#### Work required:
Give all of the lines again, with nothing added or dropped.

═══ Raw data ═══

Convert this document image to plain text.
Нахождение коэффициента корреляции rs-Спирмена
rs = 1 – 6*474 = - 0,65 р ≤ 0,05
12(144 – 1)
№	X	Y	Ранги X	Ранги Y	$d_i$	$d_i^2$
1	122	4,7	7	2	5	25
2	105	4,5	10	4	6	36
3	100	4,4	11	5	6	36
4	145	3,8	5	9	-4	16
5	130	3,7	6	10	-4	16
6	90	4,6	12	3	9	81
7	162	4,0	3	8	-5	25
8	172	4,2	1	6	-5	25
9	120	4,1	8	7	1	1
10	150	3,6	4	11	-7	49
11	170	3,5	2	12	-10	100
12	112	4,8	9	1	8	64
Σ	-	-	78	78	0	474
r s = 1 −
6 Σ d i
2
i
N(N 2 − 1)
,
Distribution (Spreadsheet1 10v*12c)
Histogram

═══

#### Result of the task:
Convert this document image to plain text.
Нахождение коэффициента корреляции rs-Спирмена
rs = 1 – 6*474 = - 0,65 р ≤ 0,05
12(144 – 1)
№	X	Y	Ранги X	Ранги Y	$d_i$	$d_i^2$
1	122	4,7	7	2	5	25
2	105	4,5	10	4	6	36
3	100	4,4	11	5	6	36
4	145	3,8	5	9	-4	16
5	130	3,7	6	10	-4	16
6	90	4,6	12	3	9	81
7	162	4,0	3	8	-5	25
8	172	4,2	1	6	-5	25
9	120	4,1	8	7	1	1
10	150	3,6	4	11	-7	49
11	170	3,5	2	12	-10	100
12	112	4,8	9	1	8	64
Σ	-	-	78	78	0	474
r s = 1 −
6 Σ d i
2
i
N(N 2 − 1)
,
Distribution (Spreadsheet1 10v*12c)
Histogram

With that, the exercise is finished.